§ **Records provided**
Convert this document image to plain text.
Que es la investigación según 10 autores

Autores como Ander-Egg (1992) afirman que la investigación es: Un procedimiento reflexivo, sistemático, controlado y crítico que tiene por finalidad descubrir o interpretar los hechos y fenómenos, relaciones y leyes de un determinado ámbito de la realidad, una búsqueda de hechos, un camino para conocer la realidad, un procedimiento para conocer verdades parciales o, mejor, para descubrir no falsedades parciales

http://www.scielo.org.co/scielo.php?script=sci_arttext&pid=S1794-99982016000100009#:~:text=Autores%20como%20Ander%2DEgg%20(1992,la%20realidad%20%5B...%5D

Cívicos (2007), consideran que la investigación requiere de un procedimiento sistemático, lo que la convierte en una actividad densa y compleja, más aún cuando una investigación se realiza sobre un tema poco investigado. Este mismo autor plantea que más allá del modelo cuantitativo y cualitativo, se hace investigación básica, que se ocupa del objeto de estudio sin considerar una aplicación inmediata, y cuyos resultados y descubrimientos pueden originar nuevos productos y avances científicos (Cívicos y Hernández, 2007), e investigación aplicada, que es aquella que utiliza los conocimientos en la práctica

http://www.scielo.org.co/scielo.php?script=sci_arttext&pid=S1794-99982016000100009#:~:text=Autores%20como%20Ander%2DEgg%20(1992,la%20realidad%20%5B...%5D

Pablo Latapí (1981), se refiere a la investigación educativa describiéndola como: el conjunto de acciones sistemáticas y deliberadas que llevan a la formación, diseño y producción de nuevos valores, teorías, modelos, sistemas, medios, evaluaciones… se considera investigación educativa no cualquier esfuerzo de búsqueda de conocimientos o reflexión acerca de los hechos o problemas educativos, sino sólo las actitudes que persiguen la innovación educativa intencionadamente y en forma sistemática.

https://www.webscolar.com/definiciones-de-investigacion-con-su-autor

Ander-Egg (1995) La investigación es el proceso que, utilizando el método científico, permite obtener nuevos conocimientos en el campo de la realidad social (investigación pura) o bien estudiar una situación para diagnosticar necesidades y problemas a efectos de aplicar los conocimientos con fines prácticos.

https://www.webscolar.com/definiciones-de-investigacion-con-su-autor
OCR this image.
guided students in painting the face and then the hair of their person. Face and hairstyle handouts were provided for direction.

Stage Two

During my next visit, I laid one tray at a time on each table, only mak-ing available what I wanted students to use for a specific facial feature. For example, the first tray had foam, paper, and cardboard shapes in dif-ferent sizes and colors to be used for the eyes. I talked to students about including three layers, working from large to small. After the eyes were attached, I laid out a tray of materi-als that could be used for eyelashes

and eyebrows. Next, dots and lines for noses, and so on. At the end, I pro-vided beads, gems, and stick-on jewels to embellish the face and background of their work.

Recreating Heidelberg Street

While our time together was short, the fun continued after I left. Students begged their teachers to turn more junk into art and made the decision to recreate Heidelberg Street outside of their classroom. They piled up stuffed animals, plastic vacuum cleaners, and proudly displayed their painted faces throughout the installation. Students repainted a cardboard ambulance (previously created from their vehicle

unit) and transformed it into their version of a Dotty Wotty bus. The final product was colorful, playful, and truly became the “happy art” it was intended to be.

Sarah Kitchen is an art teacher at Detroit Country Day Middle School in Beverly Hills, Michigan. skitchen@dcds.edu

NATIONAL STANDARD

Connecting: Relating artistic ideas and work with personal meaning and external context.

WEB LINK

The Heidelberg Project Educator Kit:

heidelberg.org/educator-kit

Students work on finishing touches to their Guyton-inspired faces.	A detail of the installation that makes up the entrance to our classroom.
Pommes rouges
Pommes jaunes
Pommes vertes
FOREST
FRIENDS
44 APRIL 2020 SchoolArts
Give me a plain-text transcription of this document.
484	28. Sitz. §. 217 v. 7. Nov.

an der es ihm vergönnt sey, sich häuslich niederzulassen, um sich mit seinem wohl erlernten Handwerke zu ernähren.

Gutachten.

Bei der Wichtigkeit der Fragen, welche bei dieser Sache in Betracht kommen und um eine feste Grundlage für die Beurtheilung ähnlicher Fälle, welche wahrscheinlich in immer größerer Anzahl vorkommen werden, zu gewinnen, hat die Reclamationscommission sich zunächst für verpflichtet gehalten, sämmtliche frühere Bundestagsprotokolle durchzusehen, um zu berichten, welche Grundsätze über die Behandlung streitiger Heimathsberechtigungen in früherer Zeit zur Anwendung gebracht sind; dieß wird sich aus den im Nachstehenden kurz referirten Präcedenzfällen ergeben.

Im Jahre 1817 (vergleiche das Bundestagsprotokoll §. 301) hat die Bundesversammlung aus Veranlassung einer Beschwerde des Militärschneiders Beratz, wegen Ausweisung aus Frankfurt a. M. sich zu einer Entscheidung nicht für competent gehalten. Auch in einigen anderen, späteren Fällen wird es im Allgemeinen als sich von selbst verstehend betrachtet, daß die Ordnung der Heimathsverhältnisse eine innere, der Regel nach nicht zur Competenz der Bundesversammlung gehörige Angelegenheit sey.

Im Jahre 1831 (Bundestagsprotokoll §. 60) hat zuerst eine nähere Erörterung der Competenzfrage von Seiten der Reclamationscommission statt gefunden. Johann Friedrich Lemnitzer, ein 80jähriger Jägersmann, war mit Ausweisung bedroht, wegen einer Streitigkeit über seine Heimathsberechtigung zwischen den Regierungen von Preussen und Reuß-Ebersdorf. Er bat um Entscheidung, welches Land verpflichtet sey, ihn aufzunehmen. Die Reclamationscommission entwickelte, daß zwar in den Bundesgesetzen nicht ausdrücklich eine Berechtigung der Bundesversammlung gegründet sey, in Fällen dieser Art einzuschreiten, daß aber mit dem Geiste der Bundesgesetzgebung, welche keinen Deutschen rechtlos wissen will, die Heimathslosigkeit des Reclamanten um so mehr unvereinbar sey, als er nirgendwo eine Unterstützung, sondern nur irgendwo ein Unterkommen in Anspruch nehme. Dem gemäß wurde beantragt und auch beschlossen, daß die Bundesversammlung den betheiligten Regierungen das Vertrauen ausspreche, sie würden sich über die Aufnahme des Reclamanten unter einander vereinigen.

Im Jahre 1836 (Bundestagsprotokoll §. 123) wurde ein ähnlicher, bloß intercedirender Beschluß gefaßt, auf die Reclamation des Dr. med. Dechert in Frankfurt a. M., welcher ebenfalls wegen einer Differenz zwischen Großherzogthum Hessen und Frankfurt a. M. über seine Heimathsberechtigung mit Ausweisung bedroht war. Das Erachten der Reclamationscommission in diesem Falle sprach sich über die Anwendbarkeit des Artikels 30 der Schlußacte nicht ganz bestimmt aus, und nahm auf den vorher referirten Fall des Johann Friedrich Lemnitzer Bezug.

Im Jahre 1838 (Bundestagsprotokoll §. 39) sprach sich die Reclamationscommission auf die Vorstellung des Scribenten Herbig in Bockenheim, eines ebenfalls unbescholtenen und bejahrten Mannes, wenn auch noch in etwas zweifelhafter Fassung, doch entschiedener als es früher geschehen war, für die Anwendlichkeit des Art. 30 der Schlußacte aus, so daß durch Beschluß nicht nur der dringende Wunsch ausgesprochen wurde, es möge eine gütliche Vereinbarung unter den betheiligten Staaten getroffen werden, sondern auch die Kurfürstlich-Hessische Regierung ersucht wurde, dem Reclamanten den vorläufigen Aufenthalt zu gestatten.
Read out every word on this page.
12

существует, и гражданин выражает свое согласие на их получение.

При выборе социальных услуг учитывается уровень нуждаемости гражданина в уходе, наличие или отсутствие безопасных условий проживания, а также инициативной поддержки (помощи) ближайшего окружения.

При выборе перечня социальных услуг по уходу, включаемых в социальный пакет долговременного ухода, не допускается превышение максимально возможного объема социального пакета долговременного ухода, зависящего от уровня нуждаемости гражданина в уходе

§ **Direction**
Please retype, exactly as written, every line from the line containing "Read out every word on this page." through the last line of the records above, including both of those lines, and nothing else.

§ **Solution for this exercise**
Read out every word on this page.
12

существует, и гражданин выражает свое согласие на их получение.

При выборе социальных услуг учитывается уровень нуждаемости гражданина в уходе, наличие или отсутствие безопасных условий проживания, а также инициативной поддержки (помощи) ближайшего окружения.

При выборе перечня социальных услуг по уходу, включаемых в социальный пакет долговременного ухода, не допускается превышение максимально возможного объема социального пакета долговременного ухода, зависящего от уровня нуждаемости гражданина в уходе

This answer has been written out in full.